• À faire
• 1. Citez sans rien changer le passage de l'article sur les urgences hospitalières qui commence par les mots contenant « Comment en est-on » et se termine par « de Corinne Sabouraud. ».
• 2. Répondez brièvement à ces questions sur l'article sur les urgences hospitalières :
(a) Quelle fonction occupe le docteur Laurent Ortega ?
(b) Combien de médecins manque-t-il, selon lui ?
(c) De combien la population augmente-t-elle chaque année, d'après Didier Dutard ?

• Extrait du document
·····

LE TRAVAILLEUR CATALAN

Dans le département, comme partout en France, les services des urgences hospitalière sont sous tension. La situation est grave, pour les personnels et pour les patients potentiels. 

Comment en est-on arrivé là ? Pas un jour ne se passe sans que les actualités générales nationales ne proposent un reportage à propos de la crise dans les établissements de santé, d’un mouvement de grève dans les hôpitaux ou d’une fermeture annoncée de services d’urgences la nuit. La question vaut d’être posée. Le pays est moderne, riche et développé et les prestations sanitaires reculent, posant de graves problèmes. Le quotidien départemental  » l’Indépendant  » du vendredi 27 évoque remarquablement, sur une page entière, la situation locale explosive. Le docteur Laurent Ortega, médecin chef du pôle urgences, s’y exprime, répondant sans langue de bois aux questions de Corinne Sabouraud.   

« Le cercle vicieux qu’il s’agit de casser »

L’urgentiste explique et décrit la situation, les démissions, la fatigue immense et les arrêts de travail, le manque de personnels disponibles, et le manque de médecins. Il alerte et, dans l’immédiat, tente d’organiser au mieux les services pour répondre aux besoins grandissants dans cette période estivale qui arrive. Il prévient : « Je mets tout sur la table, y compris la possibilité de fermer les urgences la nuit » et poursuit : « Cela peut aller très vite si le flux, aux urgences, devient trop important ». Enfin, il affirme que c’est tout le système qui est malade et qu’il faudrait tout revoir : « Il nous manque une quinzaine de médecins et à peu près pareil pour les infirmières ».

Les pompiers aussi concernés

Didier Dutard, de la CGT pompiers, ne dit pas autre chose. « Le premier des soucis, c’est le manque de généralistes disponibles, en ville et à la campagne, surtout les week-ends et le soir. Les usagers, inquiets, vont donc aux urgences. Il y a ensuite la question du médecin régulateur. Il n’y en a qu’un au même moment. En période dense, il peut se passer une heure avant d’avoir la réponse obligatoire pour transporter un patient. Il en faudrait un second, de suite. Enfin, il y a augmentation régulière de la population (+ 4 500/an) et cette période estivale qui voit la population considérablement augmenter. Les structures de l’hôpital, en l’état, ne peuvent répondre correctement ».

·····

• Données fournies
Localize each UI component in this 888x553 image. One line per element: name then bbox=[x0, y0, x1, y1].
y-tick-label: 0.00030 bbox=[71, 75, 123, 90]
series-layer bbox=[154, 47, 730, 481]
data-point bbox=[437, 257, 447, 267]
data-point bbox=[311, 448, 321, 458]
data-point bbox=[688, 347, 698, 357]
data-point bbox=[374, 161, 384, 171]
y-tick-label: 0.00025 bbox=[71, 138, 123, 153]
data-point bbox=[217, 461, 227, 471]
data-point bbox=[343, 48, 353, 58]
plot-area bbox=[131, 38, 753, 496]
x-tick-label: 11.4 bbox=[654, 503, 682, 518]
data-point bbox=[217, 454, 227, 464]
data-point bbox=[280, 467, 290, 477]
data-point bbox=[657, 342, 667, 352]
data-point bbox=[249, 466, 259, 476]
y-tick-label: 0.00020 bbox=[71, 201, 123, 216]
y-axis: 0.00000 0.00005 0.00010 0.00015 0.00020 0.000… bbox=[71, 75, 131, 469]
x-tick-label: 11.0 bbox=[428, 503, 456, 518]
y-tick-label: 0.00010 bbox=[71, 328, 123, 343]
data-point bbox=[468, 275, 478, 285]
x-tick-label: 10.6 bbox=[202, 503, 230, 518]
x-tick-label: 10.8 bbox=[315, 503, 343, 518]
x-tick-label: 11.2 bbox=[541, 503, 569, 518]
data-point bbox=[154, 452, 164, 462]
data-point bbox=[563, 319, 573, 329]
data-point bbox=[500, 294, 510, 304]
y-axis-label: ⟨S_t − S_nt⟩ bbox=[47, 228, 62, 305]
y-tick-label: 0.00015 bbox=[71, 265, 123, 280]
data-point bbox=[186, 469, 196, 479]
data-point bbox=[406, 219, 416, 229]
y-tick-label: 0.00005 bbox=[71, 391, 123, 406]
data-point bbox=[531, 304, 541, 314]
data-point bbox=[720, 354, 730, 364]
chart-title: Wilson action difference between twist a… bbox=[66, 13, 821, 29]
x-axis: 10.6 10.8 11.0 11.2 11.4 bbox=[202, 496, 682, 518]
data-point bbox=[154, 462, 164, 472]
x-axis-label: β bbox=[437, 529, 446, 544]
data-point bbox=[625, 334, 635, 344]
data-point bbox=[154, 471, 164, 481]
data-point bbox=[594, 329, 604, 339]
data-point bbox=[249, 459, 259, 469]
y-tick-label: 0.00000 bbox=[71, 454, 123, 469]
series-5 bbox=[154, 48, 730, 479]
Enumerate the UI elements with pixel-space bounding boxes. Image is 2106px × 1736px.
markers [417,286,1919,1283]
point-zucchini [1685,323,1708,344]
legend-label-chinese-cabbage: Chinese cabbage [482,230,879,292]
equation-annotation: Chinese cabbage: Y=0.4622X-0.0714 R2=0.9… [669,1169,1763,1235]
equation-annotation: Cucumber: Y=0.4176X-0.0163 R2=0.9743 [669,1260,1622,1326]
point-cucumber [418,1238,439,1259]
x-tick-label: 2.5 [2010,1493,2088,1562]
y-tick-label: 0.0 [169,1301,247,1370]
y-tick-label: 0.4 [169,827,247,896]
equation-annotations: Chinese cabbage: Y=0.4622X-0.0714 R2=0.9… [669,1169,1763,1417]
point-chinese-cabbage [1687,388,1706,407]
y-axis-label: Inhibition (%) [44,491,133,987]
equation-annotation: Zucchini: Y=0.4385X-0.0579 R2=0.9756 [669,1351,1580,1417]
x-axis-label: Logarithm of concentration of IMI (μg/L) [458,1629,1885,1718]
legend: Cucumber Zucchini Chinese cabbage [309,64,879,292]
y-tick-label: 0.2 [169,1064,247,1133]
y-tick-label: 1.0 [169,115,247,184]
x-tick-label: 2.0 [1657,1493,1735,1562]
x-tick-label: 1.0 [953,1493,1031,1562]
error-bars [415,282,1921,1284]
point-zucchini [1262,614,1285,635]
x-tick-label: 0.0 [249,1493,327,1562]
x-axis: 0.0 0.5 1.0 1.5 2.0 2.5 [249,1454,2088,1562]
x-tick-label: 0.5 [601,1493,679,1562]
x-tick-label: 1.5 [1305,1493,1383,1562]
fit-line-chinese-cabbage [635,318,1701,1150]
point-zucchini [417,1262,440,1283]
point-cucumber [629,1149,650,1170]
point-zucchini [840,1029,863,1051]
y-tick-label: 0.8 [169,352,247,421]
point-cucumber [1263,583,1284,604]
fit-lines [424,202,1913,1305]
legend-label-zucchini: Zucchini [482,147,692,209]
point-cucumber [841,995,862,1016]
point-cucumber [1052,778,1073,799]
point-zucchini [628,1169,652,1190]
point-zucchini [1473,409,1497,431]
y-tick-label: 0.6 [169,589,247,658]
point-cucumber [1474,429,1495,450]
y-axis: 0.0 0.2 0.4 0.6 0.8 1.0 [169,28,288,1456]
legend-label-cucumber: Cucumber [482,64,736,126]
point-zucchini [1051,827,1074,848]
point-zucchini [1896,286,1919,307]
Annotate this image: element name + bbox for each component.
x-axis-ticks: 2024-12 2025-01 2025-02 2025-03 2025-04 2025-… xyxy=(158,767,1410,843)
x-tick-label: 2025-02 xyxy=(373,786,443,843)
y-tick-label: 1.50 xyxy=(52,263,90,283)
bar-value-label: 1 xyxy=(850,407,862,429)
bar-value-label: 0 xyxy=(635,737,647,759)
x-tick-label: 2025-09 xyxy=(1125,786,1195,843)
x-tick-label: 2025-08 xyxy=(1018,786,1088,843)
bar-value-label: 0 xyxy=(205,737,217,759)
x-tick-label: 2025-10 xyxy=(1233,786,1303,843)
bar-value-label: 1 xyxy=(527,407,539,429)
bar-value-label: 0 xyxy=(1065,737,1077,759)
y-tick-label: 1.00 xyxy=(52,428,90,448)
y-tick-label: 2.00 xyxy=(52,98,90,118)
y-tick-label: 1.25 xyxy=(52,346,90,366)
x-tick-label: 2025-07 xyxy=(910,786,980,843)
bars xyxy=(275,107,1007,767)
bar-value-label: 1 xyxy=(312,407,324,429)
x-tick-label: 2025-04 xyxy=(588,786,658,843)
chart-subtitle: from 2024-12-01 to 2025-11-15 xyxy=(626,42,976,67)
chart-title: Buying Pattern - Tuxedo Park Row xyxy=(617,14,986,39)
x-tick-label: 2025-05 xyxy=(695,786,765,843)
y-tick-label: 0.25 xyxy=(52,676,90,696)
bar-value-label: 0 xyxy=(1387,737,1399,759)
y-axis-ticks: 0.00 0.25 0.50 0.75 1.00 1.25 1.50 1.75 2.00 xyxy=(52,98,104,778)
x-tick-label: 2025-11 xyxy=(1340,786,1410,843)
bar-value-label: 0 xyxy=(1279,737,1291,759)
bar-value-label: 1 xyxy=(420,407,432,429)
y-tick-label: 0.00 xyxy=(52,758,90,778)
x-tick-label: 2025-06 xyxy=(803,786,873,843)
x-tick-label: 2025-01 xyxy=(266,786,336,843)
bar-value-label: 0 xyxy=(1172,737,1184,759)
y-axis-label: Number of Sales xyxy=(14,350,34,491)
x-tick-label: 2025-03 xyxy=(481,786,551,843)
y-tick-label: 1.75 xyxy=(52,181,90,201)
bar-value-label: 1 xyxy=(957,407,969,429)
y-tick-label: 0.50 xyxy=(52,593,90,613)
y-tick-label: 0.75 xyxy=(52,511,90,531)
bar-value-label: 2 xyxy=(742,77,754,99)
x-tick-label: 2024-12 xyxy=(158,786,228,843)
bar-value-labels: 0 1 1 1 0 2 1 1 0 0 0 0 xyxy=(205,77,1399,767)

·····

• Réponses par tâche
• 1.
Comment en est-on arrivé là ? Pas un jour ne se passe sans que les actualités générales nationales ne proposent un reportage à propos de la crise dans les établissements de santé, d’un mouvement de grève dans les hôpitaux ou d’une fermeture annoncée de services d’urgences la nuit. La question vaut d’être posée. Le pays est moderne, riche et développé et les prestations sanitaires reculent, posant de graves problèmes. Le quotidien départemental  » l’Indépendant  » du vendredi 27 évoque remarquablement, sur une page entière, la situation locale explosive. Le docteur Laurent Ortega, médecin chef du pôle urgences, s’y exprime, répondant sans langue de bois aux questions de Corinne Sabouraud.

• 2.
(a) Médecin chef du pôle urgences.
(b) Une quinzaine.
(c) De 4 500 personnes par an.